EXERCISE BRIEF:
List each line of the data that holds the word "Give".

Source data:
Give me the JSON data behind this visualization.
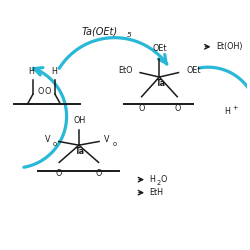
{
  "bg_color": "#ffffff",
  "arrow_color": "#2ab8d8",
  "text_color": "#1a1a1a",
  "fig_width": 2.5,
  "fig_height": 2.5,
  "dpi": 100,
  "top_label": "Ta(OEt)",
  "top_label_sub": "5",
  "r1_label1": "Et(OH)",
  "r1_label2": "H",
  "r1_label2_sup": "+",
  "b1_label1": "H",
  "b1_label1_sub": "2",
  "b1_label1_end": "O",
  "b1_label2": "EtH"
}
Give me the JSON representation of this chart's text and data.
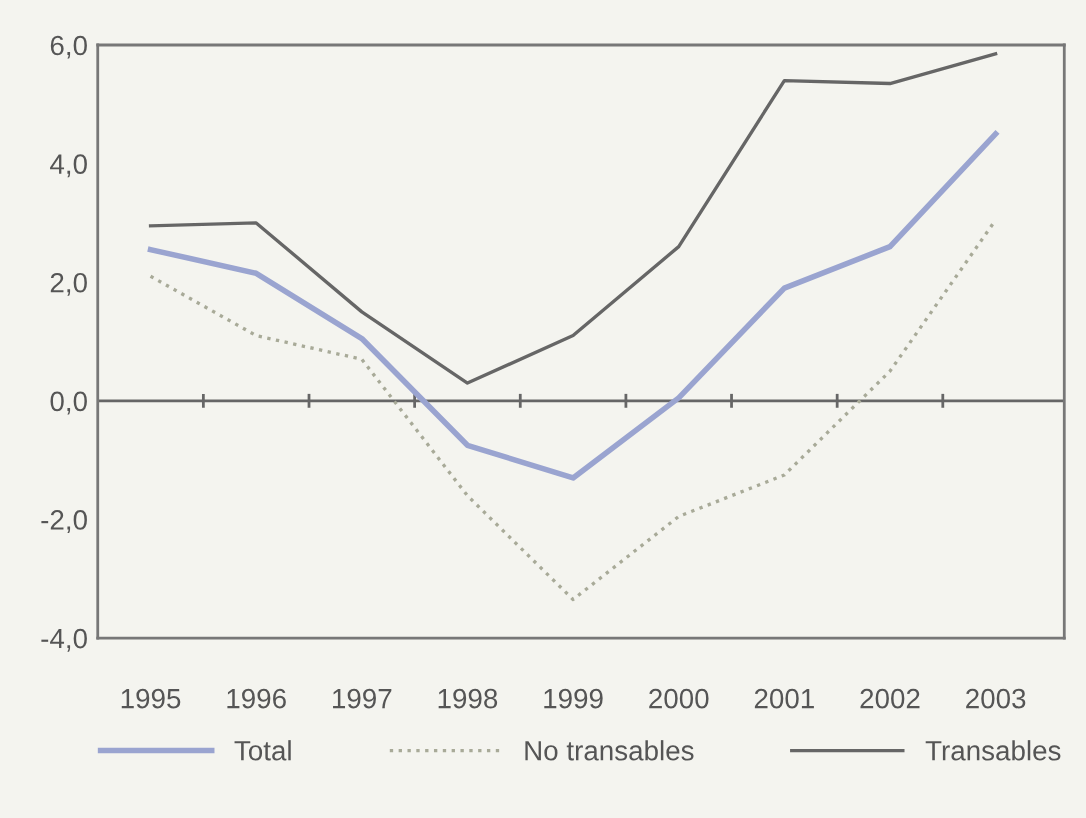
{
  "chart_data": {
    "type": "line",
    "categories": [
      "1995",
      "1996",
      "1997",
      "1998",
      "1999",
      "2000",
      "2001",
      "2002",
      "2003"
    ],
    "series": [
      {
        "name": "Total",
        "color": "#9aa4d0",
        "line_style": "solid",
        "values": [
          2.55,
          2.15,
          1.05,
          -0.75,
          -1.3,
          0.05,
          1.9,
          2.6,
          4.5
        ]
      },
      {
        "name": "No transables",
        "color": "#a8aa98",
        "line_style": "dotted",
        "values": [
          2.1,
          1.1,
          0.7,
          -1.6,
          -3.35,
          -1.95,
          -1.25,
          0.5,
          3.05
        ]
      },
      {
        "name": "Transables",
        "color": "#666666",
        "line_style": "solid",
        "values": [
          2.95,
          3.0,
          1.5,
          0.3,
          1.1,
          2.6,
          5.4,
          5.35,
          5.85
        ]
      }
    ],
    "ylim": [
      -4,
      6
    ],
    "yticks": [
      {
        "value": -4,
        "label": "-4,0"
      },
      {
        "value": -2,
        "label": "-2,0"
      },
      {
        "value": 0,
        "label": "0,0"
      },
      {
        "value": 2,
        "label": "2,0"
      },
      {
        "value": 4,
        "label": "4,0"
      },
      {
        "value": 6,
        "label": "6,0"
      }
    ],
    "ref_lines": [
      {
        "axis": "y",
        "value": 0,
        "color": "#666666"
      }
    ],
    "grid": false,
    "legend": "bottom",
    "marker": "none"
  }
}
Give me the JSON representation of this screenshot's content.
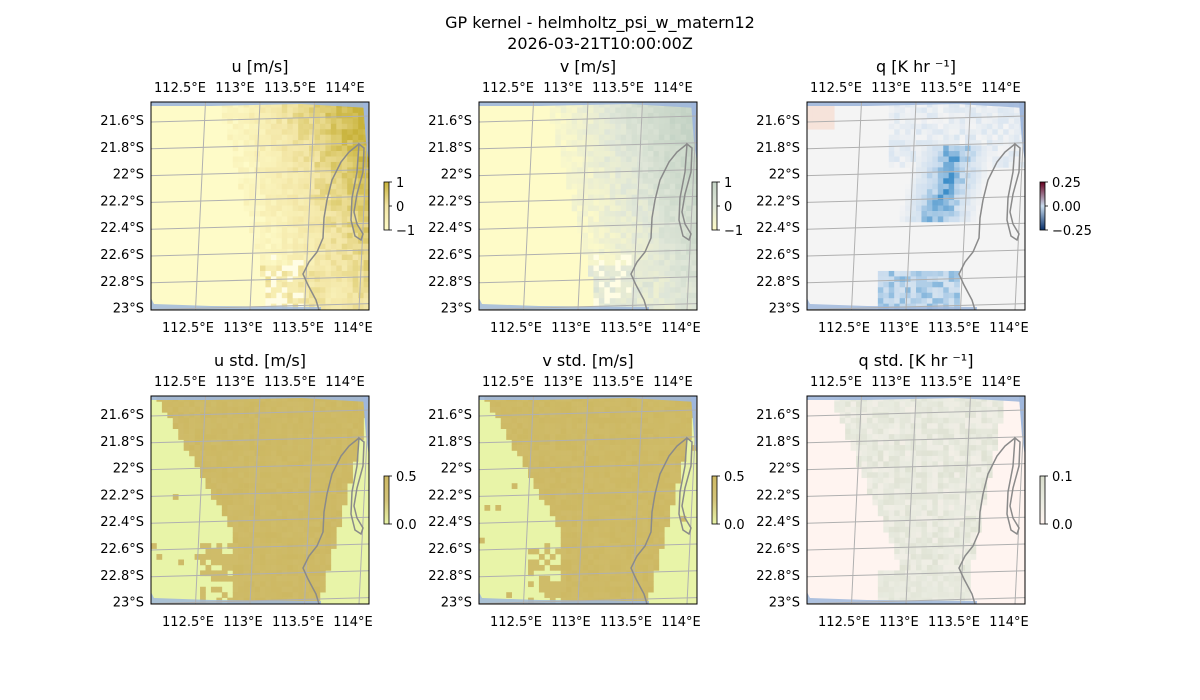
{
  "figure": {
    "title_line1": "GP kernel - helmholtz_psi_w_matern12",
    "title_line2": "2026-03-21T10:00:00Z"
  },
  "chart_data": [
    {
      "type": "heatmap",
      "title": "u [m/s]",
      "lon_ticks": [
        "112.5°E",
        "113°E",
        "113.5°E",
        "114°E"
      ],
      "lat_ticks": [
        "21.6°S",
        "21.8°S",
        "22°S",
        "22.2°S",
        "22.4°S",
        "22.6°S",
        "22.8°S",
        "23°S"
      ],
      "colorbar": {
        "ticks": [
          "1",
          "0",
          "−1"
        ],
        "range": [
          -1,
          1
        ]
      },
      "colors": {
        "base": "#fefbc8",
        "mid": "#f3e6a6",
        "high": "#c8b23a",
        "low": "#ffffff"
      },
      "pattern": "fan"
    },
    {
      "type": "heatmap",
      "title": "v [m/s]",
      "lon_ticks": [
        "112.5°E",
        "113°E",
        "113.5°E",
        "114°E"
      ],
      "lat_ticks": [
        "21.6°S",
        "21.8°S",
        "22°S",
        "22.2°S",
        "22.4°S",
        "22.6°S",
        "22.8°S",
        "23°S"
      ],
      "colorbar": {
        "ticks": [
          "1",
          "0",
          "−1"
        ],
        "range": [
          -1,
          1
        ]
      },
      "colors": {
        "base": "#fefbc8",
        "mid": "#dfe6d8",
        "high": "#c4d3c5",
        "low": "#ffffff"
      },
      "pattern": "fan"
    },
    {
      "type": "heatmap",
      "title": "q [K hr ⁻¹]",
      "lon_ticks": [
        "112.5°E",
        "113°E",
        "113.5°E",
        "114°E"
      ],
      "lat_ticks": [
        "21.6°S",
        "21.8°S",
        "22°S",
        "22.2°S",
        "22.4°S",
        "22.6°S",
        "22.8°S",
        "23°S"
      ],
      "colorbar": {
        "ticks": [
          "0.25",
          "0.00",
          "−0.25"
        ],
        "range": [
          -0.25,
          0.25
        ]
      },
      "colors": {
        "base": "#f4f4f4",
        "mid": "#c9dcee",
        "high": "#3d8ec9",
        "low": "#f8d8c8"
      },
      "pattern": "streak"
    },
    {
      "type": "heatmap",
      "title": "u std. [m/s]",
      "lon_ticks": [
        "112.5°E",
        "113°E",
        "113.5°E",
        "114°E"
      ],
      "lat_ticks": [
        "21.6°S",
        "21.8°S",
        "22°S",
        "22.2°S",
        "22.4°S",
        "22.6°S",
        "22.8°S",
        "23°S"
      ],
      "colorbar": {
        "ticks": [
          "0.5",
          "0.0"
        ],
        "range": [
          0,
          0.5
        ]
      },
      "colors": {
        "base": "#e8f4a8",
        "mid": "#d4c47a",
        "high": "#cdb862",
        "low": "#e8f4a8"
      },
      "pattern": "std"
    },
    {
      "type": "heatmap",
      "title": "v std. [m/s]",
      "lon_ticks": [
        "112.5°E",
        "113°E",
        "113.5°E",
        "114°E"
      ],
      "lat_ticks": [
        "21.6°S",
        "21.8°S",
        "22°S",
        "22.2°S",
        "22.4°S",
        "22.6°S",
        "22.8°S",
        "23°S"
      ],
      "colorbar": {
        "ticks": [
          "0.5",
          "0.0"
        ],
        "range": [
          0,
          0.5
        ]
      },
      "colors": {
        "base": "#e8f4a8",
        "mid": "#d4c47a",
        "high": "#cdb862",
        "low": "#e8f4a8"
      },
      "pattern": "std"
    },
    {
      "type": "heatmap",
      "title": "q std. [K hr ⁻¹]",
      "lon_ticks": [
        "112.5°E",
        "113°E",
        "113.5°E",
        "114°E"
      ],
      "lat_ticks": [
        "21.6°S",
        "21.8°S",
        "22°S",
        "22.2°S",
        "22.4°S",
        "22.6°S",
        "22.8°S",
        "23°S"
      ],
      "colorbar": {
        "ticks": [
          "0.1",
          "0.0"
        ],
        "range": [
          0,
          0.1
        ]
      },
      "colors": {
        "base": "#fff4f0",
        "mid": "#e9ebe0",
        "high": "#d8dccb",
        "low": "#fff4f0"
      },
      "pattern": "qstd"
    }
  ],
  "map_colors": {
    "ocean_edge": "#9fb7dc",
    "coast": "#8a8a8a",
    "grid": "#b0b0b0"
  }
}
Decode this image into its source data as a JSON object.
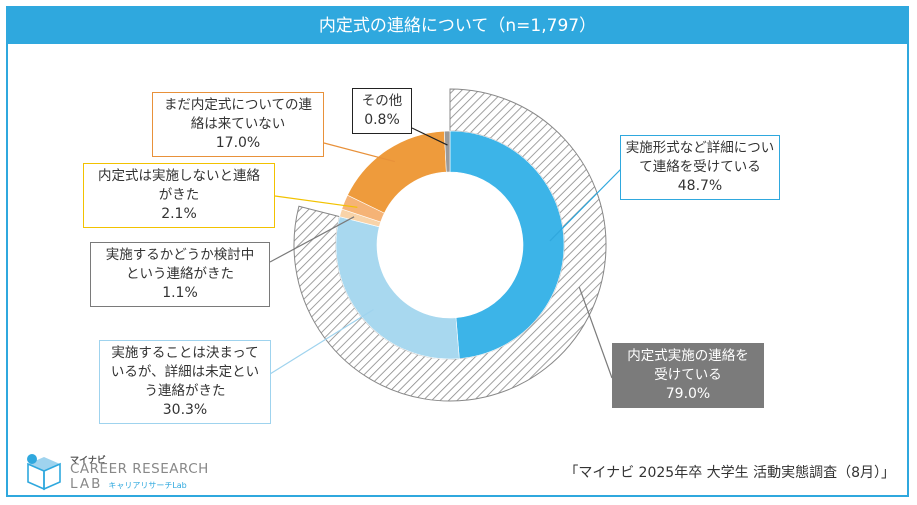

TASK SOLUTION:
Give me the JSON data behind this visualization.
Give me the JSON representation of this chart's text and data.
Give me the JSON representation of this screenshot's content.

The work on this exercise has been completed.